Written exercise: Extract every line that includes the string "Initials".

(Stored data entries)

- - - - - - -

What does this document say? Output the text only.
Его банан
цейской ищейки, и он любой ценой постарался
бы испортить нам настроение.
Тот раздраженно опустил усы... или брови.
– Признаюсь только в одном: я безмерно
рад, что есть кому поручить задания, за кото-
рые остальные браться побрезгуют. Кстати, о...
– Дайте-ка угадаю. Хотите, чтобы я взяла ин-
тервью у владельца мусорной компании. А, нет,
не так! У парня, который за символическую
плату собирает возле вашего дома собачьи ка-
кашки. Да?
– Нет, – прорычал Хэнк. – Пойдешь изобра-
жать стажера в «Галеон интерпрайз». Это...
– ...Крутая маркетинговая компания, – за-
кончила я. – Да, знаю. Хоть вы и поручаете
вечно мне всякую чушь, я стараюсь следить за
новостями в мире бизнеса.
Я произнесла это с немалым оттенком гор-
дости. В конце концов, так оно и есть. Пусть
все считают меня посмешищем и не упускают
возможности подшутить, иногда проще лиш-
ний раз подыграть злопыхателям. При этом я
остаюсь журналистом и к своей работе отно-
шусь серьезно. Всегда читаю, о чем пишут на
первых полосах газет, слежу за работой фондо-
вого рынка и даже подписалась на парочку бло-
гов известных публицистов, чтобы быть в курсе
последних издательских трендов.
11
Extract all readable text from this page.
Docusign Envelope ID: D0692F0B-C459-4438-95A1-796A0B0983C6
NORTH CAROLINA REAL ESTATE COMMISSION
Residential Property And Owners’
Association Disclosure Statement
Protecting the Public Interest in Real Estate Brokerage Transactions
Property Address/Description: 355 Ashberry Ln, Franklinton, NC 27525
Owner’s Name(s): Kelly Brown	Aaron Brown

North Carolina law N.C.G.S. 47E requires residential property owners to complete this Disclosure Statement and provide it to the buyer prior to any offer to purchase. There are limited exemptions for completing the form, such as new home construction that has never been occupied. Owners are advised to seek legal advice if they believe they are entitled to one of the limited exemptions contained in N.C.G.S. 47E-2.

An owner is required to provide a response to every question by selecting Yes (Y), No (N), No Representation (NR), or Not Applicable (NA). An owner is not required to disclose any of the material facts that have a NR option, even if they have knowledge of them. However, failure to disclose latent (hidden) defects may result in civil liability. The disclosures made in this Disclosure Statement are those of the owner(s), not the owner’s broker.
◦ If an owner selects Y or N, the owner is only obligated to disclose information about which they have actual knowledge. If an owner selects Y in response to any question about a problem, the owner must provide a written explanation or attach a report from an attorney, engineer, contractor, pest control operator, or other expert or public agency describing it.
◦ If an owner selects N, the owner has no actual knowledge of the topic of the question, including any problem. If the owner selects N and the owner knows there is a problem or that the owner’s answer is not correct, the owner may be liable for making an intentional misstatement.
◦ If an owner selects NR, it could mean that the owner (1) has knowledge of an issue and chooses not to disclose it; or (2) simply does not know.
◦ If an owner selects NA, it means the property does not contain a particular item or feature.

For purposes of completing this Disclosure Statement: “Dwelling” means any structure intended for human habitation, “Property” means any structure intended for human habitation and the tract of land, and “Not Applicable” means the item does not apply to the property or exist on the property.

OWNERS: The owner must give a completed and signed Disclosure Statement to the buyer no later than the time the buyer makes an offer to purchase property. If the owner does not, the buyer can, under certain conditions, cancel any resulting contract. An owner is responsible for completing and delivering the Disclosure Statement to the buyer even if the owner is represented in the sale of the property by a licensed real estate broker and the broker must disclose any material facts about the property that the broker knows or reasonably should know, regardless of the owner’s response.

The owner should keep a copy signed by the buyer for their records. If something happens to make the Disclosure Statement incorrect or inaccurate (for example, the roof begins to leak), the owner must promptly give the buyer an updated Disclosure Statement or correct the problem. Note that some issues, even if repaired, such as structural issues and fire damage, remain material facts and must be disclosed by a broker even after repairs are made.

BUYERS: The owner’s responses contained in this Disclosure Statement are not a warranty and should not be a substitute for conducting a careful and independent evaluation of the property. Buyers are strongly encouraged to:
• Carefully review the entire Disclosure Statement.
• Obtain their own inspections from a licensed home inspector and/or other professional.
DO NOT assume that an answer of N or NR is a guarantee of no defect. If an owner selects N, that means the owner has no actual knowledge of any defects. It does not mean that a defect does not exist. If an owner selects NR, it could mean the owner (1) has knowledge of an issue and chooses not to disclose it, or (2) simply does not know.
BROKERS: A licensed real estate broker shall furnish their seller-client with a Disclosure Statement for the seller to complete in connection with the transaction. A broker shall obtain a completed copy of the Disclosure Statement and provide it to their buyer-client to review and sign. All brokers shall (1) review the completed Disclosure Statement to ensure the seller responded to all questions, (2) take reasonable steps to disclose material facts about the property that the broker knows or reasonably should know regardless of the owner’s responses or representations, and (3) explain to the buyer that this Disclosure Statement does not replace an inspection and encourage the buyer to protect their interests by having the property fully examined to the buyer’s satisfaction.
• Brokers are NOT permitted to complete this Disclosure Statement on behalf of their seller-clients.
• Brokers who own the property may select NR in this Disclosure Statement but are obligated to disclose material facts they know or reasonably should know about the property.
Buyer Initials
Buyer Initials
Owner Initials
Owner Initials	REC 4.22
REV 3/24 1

- - - - - - -

Task answer:
Buyer Initials
Buyer Initials
Owner Initials
Owner Initials	REC 4.22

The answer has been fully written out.